CHALLENGE: Reproduce the records below, changing every "Texas" to "Ohio" and keeping everything else the same.

DATASET ENTRIES:
— Start —

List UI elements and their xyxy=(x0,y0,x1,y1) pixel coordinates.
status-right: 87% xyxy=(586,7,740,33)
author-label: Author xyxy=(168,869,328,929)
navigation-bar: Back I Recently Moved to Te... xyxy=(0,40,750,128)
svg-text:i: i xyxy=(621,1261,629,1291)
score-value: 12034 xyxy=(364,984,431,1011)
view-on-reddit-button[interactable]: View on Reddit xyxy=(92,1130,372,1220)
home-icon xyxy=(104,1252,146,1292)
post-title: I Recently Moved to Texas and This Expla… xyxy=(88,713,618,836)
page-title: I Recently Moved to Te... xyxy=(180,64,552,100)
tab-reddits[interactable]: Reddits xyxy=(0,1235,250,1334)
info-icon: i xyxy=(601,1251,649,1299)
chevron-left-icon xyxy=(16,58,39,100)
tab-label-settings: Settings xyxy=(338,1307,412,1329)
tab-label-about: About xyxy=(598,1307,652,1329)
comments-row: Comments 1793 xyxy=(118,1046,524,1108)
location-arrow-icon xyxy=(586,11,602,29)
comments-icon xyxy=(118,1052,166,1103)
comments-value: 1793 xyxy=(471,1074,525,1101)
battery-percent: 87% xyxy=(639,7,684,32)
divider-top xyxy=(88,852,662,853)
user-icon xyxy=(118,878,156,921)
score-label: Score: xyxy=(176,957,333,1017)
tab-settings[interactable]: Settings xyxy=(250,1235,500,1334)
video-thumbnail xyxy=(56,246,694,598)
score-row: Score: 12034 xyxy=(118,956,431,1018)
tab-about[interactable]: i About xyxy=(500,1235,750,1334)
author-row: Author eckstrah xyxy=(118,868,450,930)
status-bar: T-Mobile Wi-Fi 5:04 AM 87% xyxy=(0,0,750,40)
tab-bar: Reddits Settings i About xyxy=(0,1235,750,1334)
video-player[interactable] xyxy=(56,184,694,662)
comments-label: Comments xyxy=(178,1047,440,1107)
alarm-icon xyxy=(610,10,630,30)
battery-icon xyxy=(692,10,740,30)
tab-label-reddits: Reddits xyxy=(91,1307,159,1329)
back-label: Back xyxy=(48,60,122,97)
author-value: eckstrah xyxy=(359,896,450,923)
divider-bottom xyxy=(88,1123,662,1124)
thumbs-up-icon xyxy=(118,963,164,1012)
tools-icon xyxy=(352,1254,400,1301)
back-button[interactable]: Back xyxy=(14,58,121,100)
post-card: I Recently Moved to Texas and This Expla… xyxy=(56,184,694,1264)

— End —

RESPONSE FOR THIS EXERCISE:
List UI elements and their xyxy=(x0,y0,x1,y1) pixel coordinates.
status-right: 87% xyxy=(586,7,740,33)
author-label: Author xyxy=(168,869,328,929)
navigation-bar: Back I Recently Moved to Te... xyxy=(0,40,750,128)
svg-text:i: i xyxy=(621,1261,629,1291)
score-value: 12034 xyxy=(364,984,431,1011)
view-on-reddit-button[interactable]: View on Reddit xyxy=(92,1130,372,1220)
home-icon xyxy=(104,1252,146,1292)
post-title: I Recently Moved to Ohio and This Expla… xyxy=(88,713,618,836)
page-title: I Recently Moved to Te... xyxy=(180,64,552,100)
tab-reddits[interactable]: Reddits xyxy=(0,1235,250,1334)
info-icon: i xyxy=(601,1251,649,1299)
chevron-left-icon xyxy=(16,58,39,100)
tab-label-settings: Settings xyxy=(338,1307,412,1329)
tab-label-about: About xyxy=(598,1307,652,1329)
comments-row: Comments 1793 xyxy=(118,1046,524,1108)
location-arrow-icon xyxy=(586,11,602,29)
comments-icon xyxy=(118,1052,166,1103)
comments-value: 1793 xyxy=(471,1074,525,1101)
battery-percent: 87% xyxy=(639,7,684,32)
divider-top xyxy=(88,852,662,853)
user-icon xyxy=(118,878,156,921)
score-label: Score: xyxy=(176,957,333,1017)
tab-settings[interactable]: Settings xyxy=(250,1235,500,1334)
video-thumbnail xyxy=(56,246,694,598)
score-row: Score: 12034 xyxy=(118,956,431,1018)
tab-about[interactable]: i About xyxy=(500,1235,750,1334)
author-row: Author eckstrah xyxy=(118,868,450,930)
status-bar: T-Mobile Wi-Fi 5:04 AM 87% xyxy=(0,0,750,40)
tab-bar: Reddits Settings i About xyxy=(0,1235,750,1334)
video-player[interactable] xyxy=(56,184,694,662)
comments-label: Comments xyxy=(178,1047,440,1107)
alarm-icon xyxy=(610,10,630,30)
battery-icon xyxy=(692,10,740,30)
tab-label-reddits: Reddits xyxy=(91,1307,159,1329)
back-label: Back xyxy=(48,60,122,97)
author-value: eckstrah xyxy=(359,896,450,923)
divider-bottom xyxy=(88,1123,662,1124)
thumbs-up-icon xyxy=(118,963,164,1012)
tools-icon xyxy=(352,1254,400,1301)
back-button[interactable]: Back xyxy=(14,58,121,100)
post-card: I Recently Moved to Ohio and This Expla… xyxy=(56,184,694,1264)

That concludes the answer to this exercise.